Trecho do texto:

---------------

Confira a reflexão da pastora Odja Barros, representante pelo Fórum de Mulheres e Gênero da Aliança de Batistas do Brasil.
Boa meditação!
As mulheres na bíblia
No livro de Números, capitulo 5.11-31, encontramos a descrição de um ritual religioso realizado no santuário e ministrado pelo sacerdote cujo objetivo era mobilizar forças espirituais a favor do homem ciumento, que mesmo sem provas, suspeita de que sua mulher tenha sido infiel.
Somente o homem tinha o direito a submeter sua mulher a este ritual, concedendo a ele mais um instrumento para controlar o corpo e a sexualidade da mulher. O ritual consistia em colocar à prova a mulher acusada dando-lhe para beber uma água de maldição que provocaria amargo sofrimento. Provocando esterilidade e inchaço no ventre. O ritual era completamente abusivo e violento ao corpo das mulheres.
O ritual consistia nos seguintes passos:
O homem ciumento suspeitando da mulher, sem que haja prova ou testemunha contra ela, a levará ao sacerdote juntamente com uma oferta pelo ciúme. O sacerdote fará a mulher se posicionar na presença de Deus, soltará os cabelos dela e lhe colocará nas mãos a oferta do ciúme e a fará jurar dizendo para mulher:
“Se você não deitou com outro homem, se você, estando sob o domínio do seu homem, não transgrediu para impureza, que essa água amarga que carrega a maldição não lhe faça mal nenhum. Mas se você transgrediu o domínio de seu homem e se tornou impura, dando-se a outro homem em relação sexual, que o senhor Deus faça de você maldição e esconjuro no meio do seu povo, que seu sexo fique murcho e seu ventre inchado.”

---------------

Entradas com elementos anotados

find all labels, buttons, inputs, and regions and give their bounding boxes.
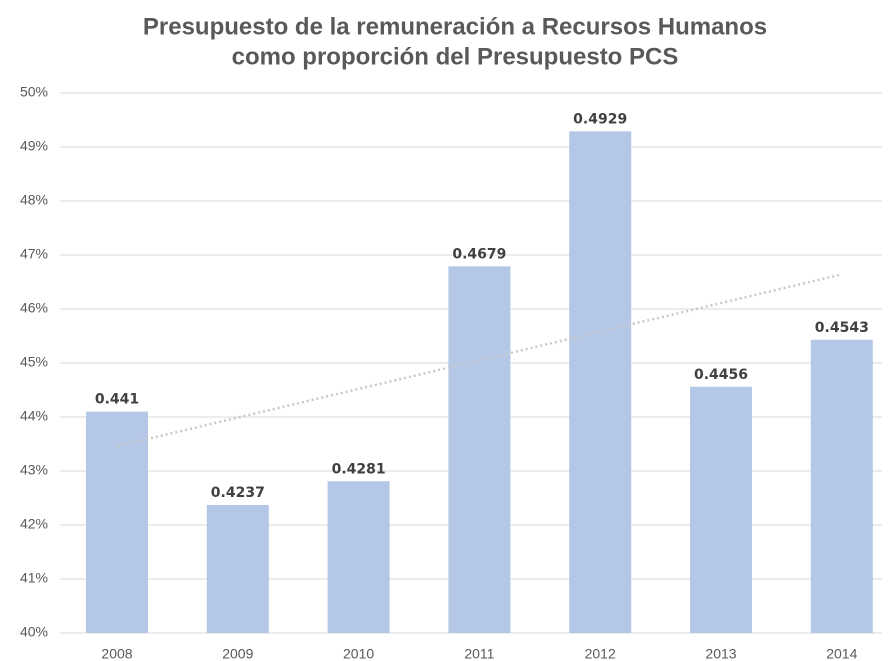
y-tick-label: 46%	[20, 300, 48, 316]
data-label: 0.4929	[573, 111, 627, 127]
bar	[690, 386, 752, 633]
x-tick-label: 2011	[464, 646, 494, 661]
x-tick-label: 2012	[585, 646, 616, 661]
y-tick-label: 47%	[20, 246, 48, 262]
bar	[327, 481, 390, 633]
y-tick-label: 50%	[20, 84, 48, 100]
x-tick-label: 2014	[826, 646, 857, 661]
y-tick-label: 42%	[20, 516, 48, 532]
y-tick-label: 48%	[20, 192, 48, 208]
x-tick-label: 2008	[101, 646, 132, 661]
bar	[206, 505, 269, 633]
bar	[569, 131, 632, 633]
data-label: 0.441	[95, 392, 139, 408]
data-label: 0.4543	[815, 320, 869, 336]
y-tick-label: 41%	[20, 570, 48, 586]
x-tick-label: 2009	[222, 646, 253, 661]
y-tick-label: 49%	[20, 138, 48, 154]
trendline	[116, 273, 843, 448]
data-label: 0.4237	[211, 485, 265, 501]
y-tick-label: 44%	[20, 408, 48, 424]
bar	[810, 339, 873, 633]
data-label: 0.4456	[694, 367, 748, 383]
data-label: 0.4679	[452, 246, 506, 262]
data-label: 0.4281	[332, 461, 386, 477]
chart-title: como proporción del Presupuesto PCS	[232, 43, 679, 70]
chart-title: Presupuesto de la remuneración a Recurso…	[143, 13, 767, 40]
x-tick-label: 2013	[705, 646, 736, 661]
y-tick-label: 40%	[20, 624, 48, 640]
y-tick-label: 45%	[20, 354, 48, 370]
x-tick-label: 2010	[343, 646, 374, 661]
y-tick-label: 43%	[20, 462, 48, 478]
bar	[86, 411, 148, 633]
bar	[448, 266, 511, 633]
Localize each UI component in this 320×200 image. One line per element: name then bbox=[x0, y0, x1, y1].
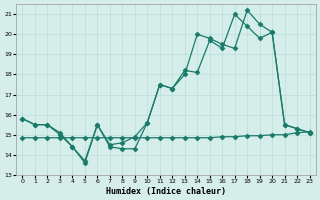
X-axis label: Humidex (Indice chaleur): Humidex (Indice chaleur) bbox=[106, 187, 226, 196]
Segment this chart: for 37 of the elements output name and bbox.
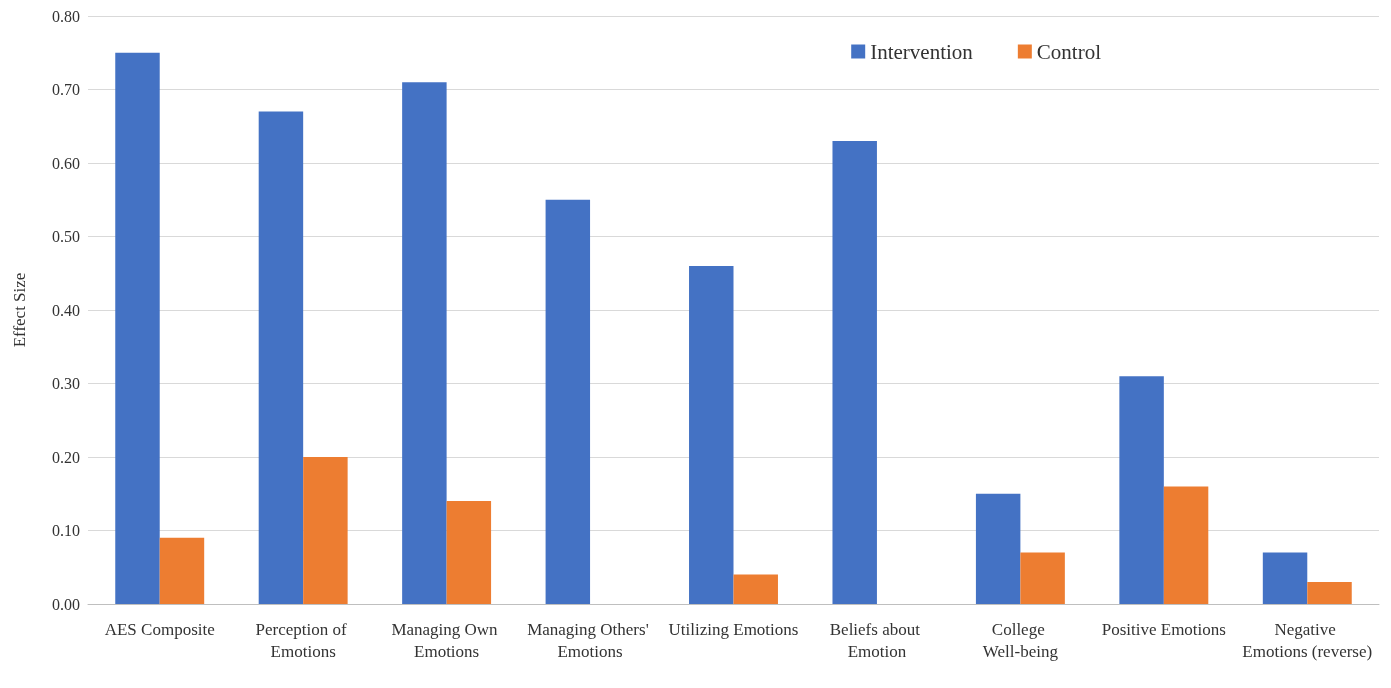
x-tick-label: Managing Own Emotions [391,619,502,661]
bar [446,501,492,604]
legend-label: Control [1036,39,1102,64]
bar [975,493,1021,604]
bar [159,537,205,604]
x-tick-label: College Well-being [982,619,1059,661]
y-tick-label: 0.00 [52,595,80,613]
bar [1020,552,1065,604]
x-tick-label: Perception of Emotions [255,619,351,661]
y-tick-label: 0.60 [52,154,80,172]
x-tick-label: Managing Others' Emotions [527,619,653,661]
y-tick-label: 0.70 [52,81,80,98]
bar [545,199,591,604]
bar [689,265,734,604]
bar [733,574,778,604]
bar [402,82,447,604]
y-tick-label: 0.10 [52,522,80,539]
bar [115,52,160,604]
x-tick-label: Positive Emotions [1101,619,1226,639]
y-tick-label: 0.30 [52,375,80,392]
x-tick-label: Utilizing Emotions [668,619,799,639]
bar [1163,486,1209,604]
x-tick-label: Beliefs about Emotion [829,619,925,661]
y-axis-title: Effect Size [10,272,29,348]
y-tick-label: 0.40 [52,301,80,319]
bar [1262,552,1308,604]
bar [258,111,304,604]
x-tick-label: Negative Emotions (reverse) [1242,619,1373,661]
y-tick-label: 0.20 [52,448,80,466]
y-tick-label: 0.50 [52,228,80,245]
bar [303,457,348,604]
y-tick-label: 0.80 [52,7,80,25]
bar [1307,581,1352,604]
bar [832,140,877,604]
x-tick-label: AES Composite [104,619,215,639]
legend-label: Intervention [870,39,974,64]
bar [1119,376,1164,604]
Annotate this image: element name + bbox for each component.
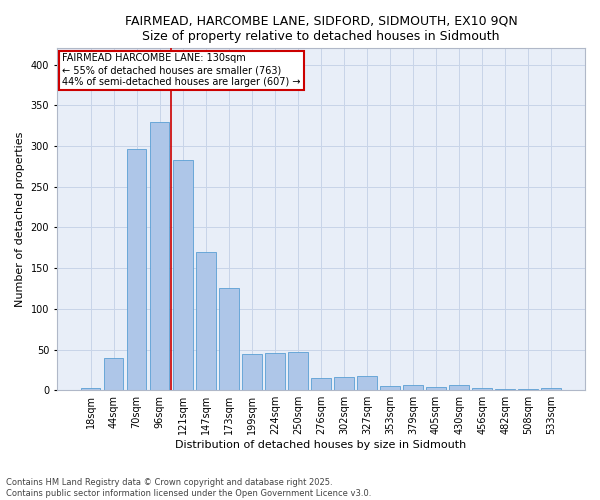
Bar <box>127 150 146 390</box>
Text: FAIRMEAD HARCOMBE LANE: 130sqm
← 55% of detached houses are smaller (763)
44% of: FAIRMEAD HARCOMBE LANE: 130sqm ← 55% of … <box>62 54 301 86</box>
Bar <box>104 358 124 390</box>
Title: FAIRMEAD, HARCOMBE LANE, SIDFORD, SIDMOUTH, EX10 9QN
Size of property relative t: FAIRMEAD, HARCOMBE LANE, SIDFORD, SIDMOU… <box>125 15 517 43</box>
Bar <box>150 122 169 390</box>
Bar <box>403 386 423 390</box>
Bar <box>265 353 284 390</box>
Bar <box>173 160 193 390</box>
Bar <box>242 354 262 390</box>
Bar <box>380 386 400 390</box>
Bar <box>449 386 469 390</box>
Bar <box>311 378 331 390</box>
Bar <box>541 388 561 390</box>
Bar <box>334 377 354 390</box>
Bar <box>357 376 377 390</box>
Bar <box>472 388 492 390</box>
X-axis label: Distribution of detached houses by size in Sidmouth: Distribution of detached houses by size … <box>175 440 467 450</box>
Bar <box>288 352 308 390</box>
Bar <box>81 388 100 390</box>
Bar <box>426 387 446 390</box>
Bar <box>219 288 239 390</box>
Y-axis label: Number of detached properties: Number of detached properties <box>15 132 25 307</box>
Bar <box>196 252 215 390</box>
Text: Contains HM Land Registry data © Crown copyright and database right 2025.
Contai: Contains HM Land Registry data © Crown c… <box>6 478 371 498</box>
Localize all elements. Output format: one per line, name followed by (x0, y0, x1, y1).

---------------

Tarefas a cumprir:
[a] Reescreva a reflexão sobre o ritual de Números, tudo de "Confira a reflexão" até "corpo das mulheres.", substituindo "sacerdote" por "ministro".
[b] Dê continuidade à reflexão sobre o ritual de Números a partir do ponto em que ela termina.

Respostas por tarefa:
[a]
Confira a reflexão da pastora Odja Barros, representante pelo Fórum de Mulheres e Gênero da Aliança de Batistas do Brasil.
Boa meditação!
As mulheres na bíblia
No livro de Números, capitulo 5.11-31, encontramos a descrição de um ritual religioso realizado no santuário e ministrado pelo ministro cujo objetivo era mobilizar forças espirituais a favor do homem ciumento, que mesmo sem provas, suspeita de que sua mulher tenha sido infiel.
Somente o homem tinha o direito a submeter sua mulher a este ritual, concedendo a ele mais um instrumento para controlar o corpo e a sexualidade da mulher. O ritual consistia em colocar à prova a mulher acusada dando-lhe para beber uma água de maldição que provocaria amargo sofrimento. Provocando esterilidade e inchaço no ventre. O ritual era completamente abusivo e violento ao corpo das mulheres.

[b]
E a mulher deve responder: Amém! Amém! Depois o sacerdote escreverá essa maldição num documento e a dissolverá na água amarga preparada com água sagrada e o pó do tabernáculo. E fará a mulher beber.
Na crença sacerdotal se a mulher tivesse “pura” nada lhe ocorreria, mas se tivesse “contaminada” sua barriga incharia e ela se tornaria objeto de maldição pública não sendo mais capaz de ter filhos. Esse era o ritual que toda mulher era submetida quando o marido era tomado de ciúme. Se a suspeita se confirmasse ou não, o marido estava inocente, mas a mulher sofreria humilhação e amargo sofrimento.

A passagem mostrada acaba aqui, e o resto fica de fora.